● **Task requirements**: Quote every line below exactly and skip any picture.

+--

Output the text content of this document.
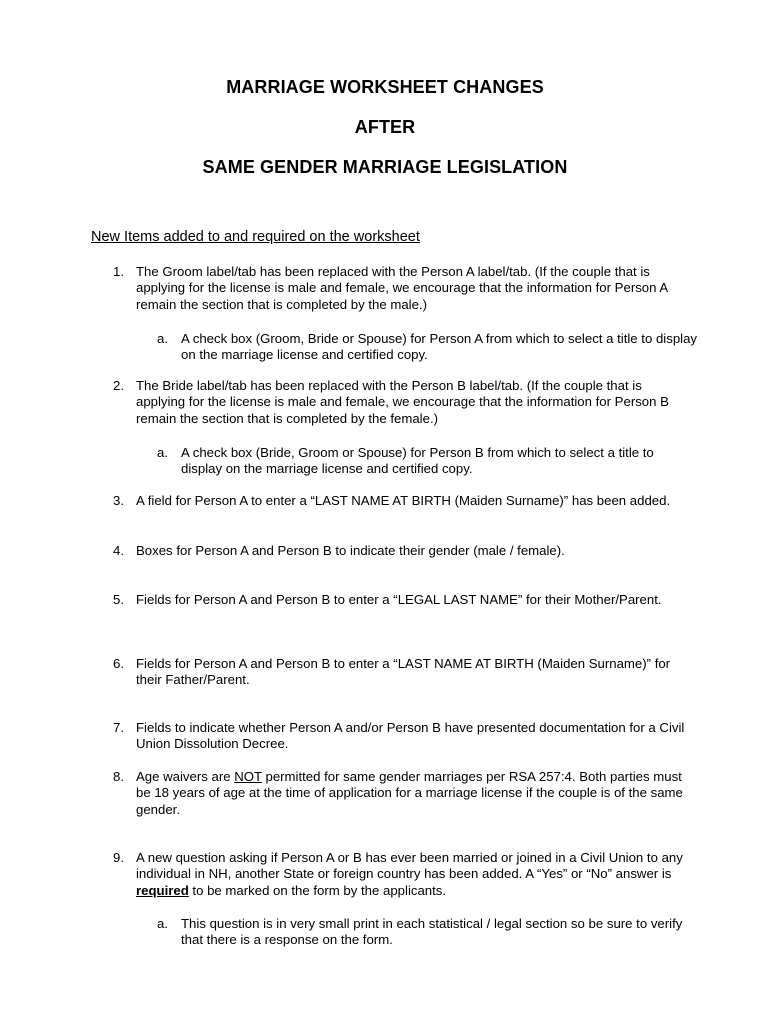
MARRIAGE WORKSHEET CHANGES
AFTER
SAME GENDER MARRIAGE LEGISLATION
New Items added to and required on the worksheet
1. The Groom label/tab has been replaced with the Person A label/tab. (If the couple that is applying for the license is male and female, we encourage that the information for Person A remain the section that is completed by the male.)
a. A check box (Groom, Bride or Spouse) for Person A from which to select a title to display on the marriage license and certified copy.
2. The Bride label/tab has been replaced with the Person B label/tab. (If the couple that is applying for the license is male and female, we encourage that the information for Person B remain the section that is completed by the female.)
a. A check box (Bride, Groom or Spouse) for Person B from which to select a title to display on the marriage license and certified copy.
3. A field for Person A to enter a “LAST NAME AT BIRTH (Maiden Surname)” has been added.
4. Boxes for Person A and Person B to indicate their gender (male / female).
5. Fields for Person A and Person B to enter a “LEGAL LAST NAME” for their Mother/Parent.
6. Fields for Person A and Person B to enter a “LAST NAME AT BIRTH (Maiden Surname)” for their Father/Parent.
7. Fields to indicate whether Person A and/or Person B have presented documentation for a Civil Union Dissolution Decree.
8. Age waivers are NOT permitted for same gender marriages per RSA 257:4. Both parties must be 18 years of age at the time of application for a marriage license if the couple is of the same gender.
9. A new question asking if Person A or B has ever been married or joined in a Civil Union to any individual in NH, another State or foreign country has been added. A “Yes” or “No” answer is required to be marked on the form by the applicants.
a. This question is in very small print in each statistical / legal section so be sure to verify that there is a response on the form.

+--

● **Finished task**:
Output the text content of this document.
MARRIAGE WORKSHEET CHANGES
AFTER
SAME GENDER MARRIAGE LEGISLATION
New Items added to and required on the worksheet
1. The Groom label/tab has been replaced with the Person A label/tab. (If the couple that is applying for the license is male and female, we encourage that the information for Person A remain the section that is completed by the male.)
a. A check box (Groom, Bride or Spouse) for Person A from which to select a title to display on the marriage license and certified copy.
2. The Bride label/tab has been replaced with the Person B label/tab. (If the couple that is applying for the license is male and female, we encourage that the information for Person B remain the section that is completed by the female.)
a. A check box (Bride, Groom or Spouse) for Person B from which to select a title to display on the marriage license and certified copy.
3. A field for Person A to enter a “LAST NAME AT BIRTH (Maiden Surname)” has been added.
4. Boxes for Person A and Person B to indicate their gender (male / female).
5. Fields for Person A and Person B to enter a “LEGAL LAST NAME” for their Mother/Parent.
6. Fields for Person A and Person B to enter a “LAST NAME AT BIRTH (Maiden Surname)” for their Father/Parent.
7. Fields to indicate whether Person A and/or Person B have presented documentation for a Civil Union Dissolution Decree.
8. Age waivers are NOT permitted for same gender marriages per RSA 257:4. Both parties must be 18 years of age at the time of application for a marriage license if the couple is of the same gender.
9. A new question asking if Person A or B has ever been married or joined in a Civil Union to any individual in NH, another State or foreign country has been added. A “Yes” or “No” answer is required to be marked on the form by the applicants.
a. This question is in very small print in each statistical / legal section so be sure to verify that there is a response on the form.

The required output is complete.